> _WHAT THE TASK ASKS_
Retype all of the data. Every line must match exactly.

[Records from a dataset]
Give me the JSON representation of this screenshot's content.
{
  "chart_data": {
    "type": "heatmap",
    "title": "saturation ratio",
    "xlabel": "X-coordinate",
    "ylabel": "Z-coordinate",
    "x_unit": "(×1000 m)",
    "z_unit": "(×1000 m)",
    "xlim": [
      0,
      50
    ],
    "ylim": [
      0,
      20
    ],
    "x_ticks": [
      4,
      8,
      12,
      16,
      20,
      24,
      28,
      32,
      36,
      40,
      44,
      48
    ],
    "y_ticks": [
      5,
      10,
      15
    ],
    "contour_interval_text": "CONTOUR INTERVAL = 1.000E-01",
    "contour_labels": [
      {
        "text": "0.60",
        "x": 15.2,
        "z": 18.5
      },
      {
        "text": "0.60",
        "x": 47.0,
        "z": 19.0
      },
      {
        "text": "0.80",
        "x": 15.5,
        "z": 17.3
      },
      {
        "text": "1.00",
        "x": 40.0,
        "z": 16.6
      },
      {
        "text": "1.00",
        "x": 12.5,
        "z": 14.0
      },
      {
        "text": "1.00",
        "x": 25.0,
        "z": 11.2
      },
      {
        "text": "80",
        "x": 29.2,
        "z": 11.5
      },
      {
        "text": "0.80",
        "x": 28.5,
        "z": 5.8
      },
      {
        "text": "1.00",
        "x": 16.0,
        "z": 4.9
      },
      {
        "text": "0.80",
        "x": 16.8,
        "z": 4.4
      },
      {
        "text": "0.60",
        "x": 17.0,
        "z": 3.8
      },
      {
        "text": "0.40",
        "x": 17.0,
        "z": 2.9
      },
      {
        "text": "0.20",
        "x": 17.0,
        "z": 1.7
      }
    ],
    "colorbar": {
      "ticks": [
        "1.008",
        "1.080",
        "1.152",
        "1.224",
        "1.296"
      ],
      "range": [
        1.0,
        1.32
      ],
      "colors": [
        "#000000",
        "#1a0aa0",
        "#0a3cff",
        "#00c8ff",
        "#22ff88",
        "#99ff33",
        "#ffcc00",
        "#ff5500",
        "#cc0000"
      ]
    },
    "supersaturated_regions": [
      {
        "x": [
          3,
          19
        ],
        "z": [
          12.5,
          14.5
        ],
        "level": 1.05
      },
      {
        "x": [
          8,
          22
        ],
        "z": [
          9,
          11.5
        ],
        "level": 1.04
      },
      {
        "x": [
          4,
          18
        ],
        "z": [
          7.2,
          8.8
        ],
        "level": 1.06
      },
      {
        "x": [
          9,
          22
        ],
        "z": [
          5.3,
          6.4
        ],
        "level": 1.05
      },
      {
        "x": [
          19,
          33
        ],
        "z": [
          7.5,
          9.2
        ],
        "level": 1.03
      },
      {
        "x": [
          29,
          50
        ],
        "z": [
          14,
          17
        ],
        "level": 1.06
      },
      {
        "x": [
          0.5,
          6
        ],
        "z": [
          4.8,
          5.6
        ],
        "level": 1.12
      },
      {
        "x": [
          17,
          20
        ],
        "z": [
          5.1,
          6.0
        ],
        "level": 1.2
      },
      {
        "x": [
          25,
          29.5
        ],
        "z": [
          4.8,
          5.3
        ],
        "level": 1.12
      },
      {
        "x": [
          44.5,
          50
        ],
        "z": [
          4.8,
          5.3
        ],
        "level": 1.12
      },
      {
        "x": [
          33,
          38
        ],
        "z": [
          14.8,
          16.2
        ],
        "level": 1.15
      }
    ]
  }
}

> _RESPONSE_
Give me the JSON representation of this screenshot's content.
{
  "chart_data": {
    "type": "heatmap",
    "title": "saturation ratio",
    "xlabel": "X-coordinate",
    "ylabel": "Z-coordinate",
    "x_unit": "(×1000 m)",
    "z_unit": "(×1000 m)",
    "xlim": [
      0,
      50
    ],
    "ylim": [
      0,
      20
    ],
    "x_ticks": [
      4,
      8,
      12,
      16,
      20,
      24,
      28,
      32,
      36,
      40,
      44,
      48
    ],
    "y_ticks": [
      5,
      10,
      15
    ],
    "contour_interval_text": "CONTOUR INTERVAL = 1.000E-01",
    "contour_labels": [
      {
        "text": "0.60",
        "x": 15.2,
        "z": 18.5
      },
      {
        "text": "0.60",
        "x": 47.0,
        "z": 19.0
      },
      {
        "text": "0.80",
        "x": 15.5,
        "z": 17.3
      },
      {
        "text": "1.00",
        "x": 40.0,
        "z": 16.6
      },
      {
        "text": "1.00",
        "x": 12.5,
        "z": 14.0
      },
      {
        "text": "1.00",
        "x": 25.0,
        "z": 11.2
      },
      {
        "text": "80",
        "x": 29.2,
        "z": 11.5
      },
      {
        "text": "0.80",
        "x": 28.5,
        "z": 5.8
      },
      {
        "text": "1.00",
        "x": 16.0,
        "z": 4.9
      },
      {
        "text": "0.80",
        "x": 16.8,
        "z": 4.4
      },
      {
        "text": "0.60",
        "x": 17.0,
        "z": 3.8
      },
      {
        "text": "0.40",
        "x": 17.0,
        "z": 2.9
      },
      {
        "text": "0.20",
        "x": 17.0,
        "z": 1.7
      }
    ],
    "colorbar": {
      "ticks": [
        "1.008",
        "1.080",
        "1.152",
        "1.224",
        "1.296"
      ],
      "range": [
        1.0,
        1.32
      ],
      "colors": [
        "#000000",
        "#1a0aa0",
        "#0a3cff",
        "#00c8ff",
        "#22ff88",
        "#99ff33",
        "#ffcc00",
        "#ff5500",
        "#cc0000"
      ]
    },
    "supersaturated_regions": [
      {
        "x": [
          3,
          19
        ],
        "z": [
          12.5,
          14.5
        ],
        "level": 1.05
      },
      {
        "x": [
          8,
          22
        ],
        "z": [
          9,
          11.5
        ],
        "level": 1.04
      },
      {
        "x": [
          4,
          18
        ],
        "z": [
          7.2,
          8.8
        ],
        "level": 1.06
      },
      {
        "x": [
          9,
          22
        ],
        "z": [
          5.3,
          6.4
        ],
        "level": 1.05
      },
      {
        "x": [
          19,
          33
        ],
        "z": [
          7.5,
          9.2
        ],
        "level": 1.03
      },
      {
        "x": [
          29,
          50
        ],
        "z": [
          14,
          17
        ],
        "level": 1.06
      },
      {
        "x": [
          0.5,
          6
        ],
        "z": [
          4.8,
          5.6
        ],
        "level": 1.12
      },
      {
        "x": [
          17,
          20
        ],
        "z": [
          5.1,
          6.0
        ],
        "level": 1.2
      },
      {
        "x": [
          25,
          29.5
        ],
        "z": [
          4.8,
          5.3
        ],
        "level": 1.12
      },
      {
        "x": [
          44.5,
          50
        ],
        "z": [
          4.8,
          5.3
        ],
        "level": 1.12
      },
      {
        "x": [
          33,
          38
        ],
        "z": [
          14.8,
          16.2
        ],
        "level": 1.15
      }
    ]
  }
}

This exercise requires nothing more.